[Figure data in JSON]

════════════════════

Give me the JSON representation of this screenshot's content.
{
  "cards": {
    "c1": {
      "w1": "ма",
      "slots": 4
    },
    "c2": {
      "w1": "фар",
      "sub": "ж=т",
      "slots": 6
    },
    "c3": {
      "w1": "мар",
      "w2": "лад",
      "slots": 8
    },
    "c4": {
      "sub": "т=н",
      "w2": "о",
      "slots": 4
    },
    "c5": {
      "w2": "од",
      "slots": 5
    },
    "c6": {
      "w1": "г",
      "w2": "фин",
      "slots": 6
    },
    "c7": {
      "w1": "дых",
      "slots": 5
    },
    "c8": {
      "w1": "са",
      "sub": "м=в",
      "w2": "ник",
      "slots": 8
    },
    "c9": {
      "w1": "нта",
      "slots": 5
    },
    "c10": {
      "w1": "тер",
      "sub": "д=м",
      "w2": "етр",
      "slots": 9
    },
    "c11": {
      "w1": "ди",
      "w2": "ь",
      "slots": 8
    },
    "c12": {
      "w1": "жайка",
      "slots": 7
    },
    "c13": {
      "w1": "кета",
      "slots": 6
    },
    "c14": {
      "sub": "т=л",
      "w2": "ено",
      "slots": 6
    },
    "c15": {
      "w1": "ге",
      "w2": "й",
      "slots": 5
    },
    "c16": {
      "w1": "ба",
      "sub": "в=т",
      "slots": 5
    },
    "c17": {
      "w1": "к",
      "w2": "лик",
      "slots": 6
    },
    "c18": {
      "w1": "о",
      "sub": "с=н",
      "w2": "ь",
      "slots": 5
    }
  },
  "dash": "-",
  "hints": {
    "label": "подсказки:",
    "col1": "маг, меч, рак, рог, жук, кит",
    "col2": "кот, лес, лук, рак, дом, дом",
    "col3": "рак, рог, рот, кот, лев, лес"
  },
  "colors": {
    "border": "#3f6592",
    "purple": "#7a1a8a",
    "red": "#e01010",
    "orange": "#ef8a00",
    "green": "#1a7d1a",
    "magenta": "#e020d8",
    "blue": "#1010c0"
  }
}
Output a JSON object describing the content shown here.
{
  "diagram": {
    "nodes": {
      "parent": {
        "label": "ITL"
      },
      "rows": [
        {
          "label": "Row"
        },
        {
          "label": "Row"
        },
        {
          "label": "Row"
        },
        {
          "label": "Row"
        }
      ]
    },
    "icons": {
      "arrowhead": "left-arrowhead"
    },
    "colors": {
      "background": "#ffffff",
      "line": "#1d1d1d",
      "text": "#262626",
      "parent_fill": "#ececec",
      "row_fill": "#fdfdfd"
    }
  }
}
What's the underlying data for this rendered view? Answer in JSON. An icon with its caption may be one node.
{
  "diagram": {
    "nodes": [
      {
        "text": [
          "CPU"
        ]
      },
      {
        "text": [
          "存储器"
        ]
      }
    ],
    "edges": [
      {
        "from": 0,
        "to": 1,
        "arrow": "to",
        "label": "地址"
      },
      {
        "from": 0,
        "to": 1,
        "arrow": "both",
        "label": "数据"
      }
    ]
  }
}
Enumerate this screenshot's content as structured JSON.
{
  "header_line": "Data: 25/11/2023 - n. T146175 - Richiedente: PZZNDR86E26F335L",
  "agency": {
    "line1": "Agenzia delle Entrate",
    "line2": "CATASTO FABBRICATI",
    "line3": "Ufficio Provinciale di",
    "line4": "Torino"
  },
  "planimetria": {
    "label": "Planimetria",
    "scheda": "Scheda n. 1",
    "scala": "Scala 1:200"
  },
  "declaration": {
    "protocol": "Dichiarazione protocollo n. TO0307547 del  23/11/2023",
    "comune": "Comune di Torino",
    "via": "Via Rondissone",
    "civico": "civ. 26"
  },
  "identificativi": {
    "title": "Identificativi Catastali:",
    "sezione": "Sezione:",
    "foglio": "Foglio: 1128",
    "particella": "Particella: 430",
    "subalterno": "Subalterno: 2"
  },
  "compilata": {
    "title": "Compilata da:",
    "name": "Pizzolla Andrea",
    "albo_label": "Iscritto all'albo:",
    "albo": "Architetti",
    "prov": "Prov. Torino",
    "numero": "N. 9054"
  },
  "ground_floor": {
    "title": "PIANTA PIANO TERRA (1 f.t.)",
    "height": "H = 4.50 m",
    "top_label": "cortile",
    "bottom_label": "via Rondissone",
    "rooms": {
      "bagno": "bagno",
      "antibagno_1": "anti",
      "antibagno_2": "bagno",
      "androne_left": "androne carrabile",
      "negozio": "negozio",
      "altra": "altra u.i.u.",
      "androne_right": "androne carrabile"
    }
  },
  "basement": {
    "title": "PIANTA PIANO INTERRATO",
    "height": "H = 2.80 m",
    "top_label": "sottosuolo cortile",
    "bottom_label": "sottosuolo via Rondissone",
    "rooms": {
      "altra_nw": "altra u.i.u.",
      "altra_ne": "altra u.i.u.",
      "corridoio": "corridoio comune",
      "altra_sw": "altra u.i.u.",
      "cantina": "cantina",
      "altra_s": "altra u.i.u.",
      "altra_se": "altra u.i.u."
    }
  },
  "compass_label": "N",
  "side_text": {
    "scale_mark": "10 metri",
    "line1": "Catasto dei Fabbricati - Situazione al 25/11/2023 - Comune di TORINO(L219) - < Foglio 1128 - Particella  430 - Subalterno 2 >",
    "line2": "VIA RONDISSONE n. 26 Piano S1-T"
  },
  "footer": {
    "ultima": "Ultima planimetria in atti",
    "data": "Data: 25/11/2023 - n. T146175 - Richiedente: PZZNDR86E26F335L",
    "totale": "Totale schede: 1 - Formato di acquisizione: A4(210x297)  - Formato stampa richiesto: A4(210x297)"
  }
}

════════════════════

## Direction
Select and copy every line of the listing with the word "albo".

## Answer in full
    "albo_label": "Iscritto all'albo:",
    "albo": "Architetti",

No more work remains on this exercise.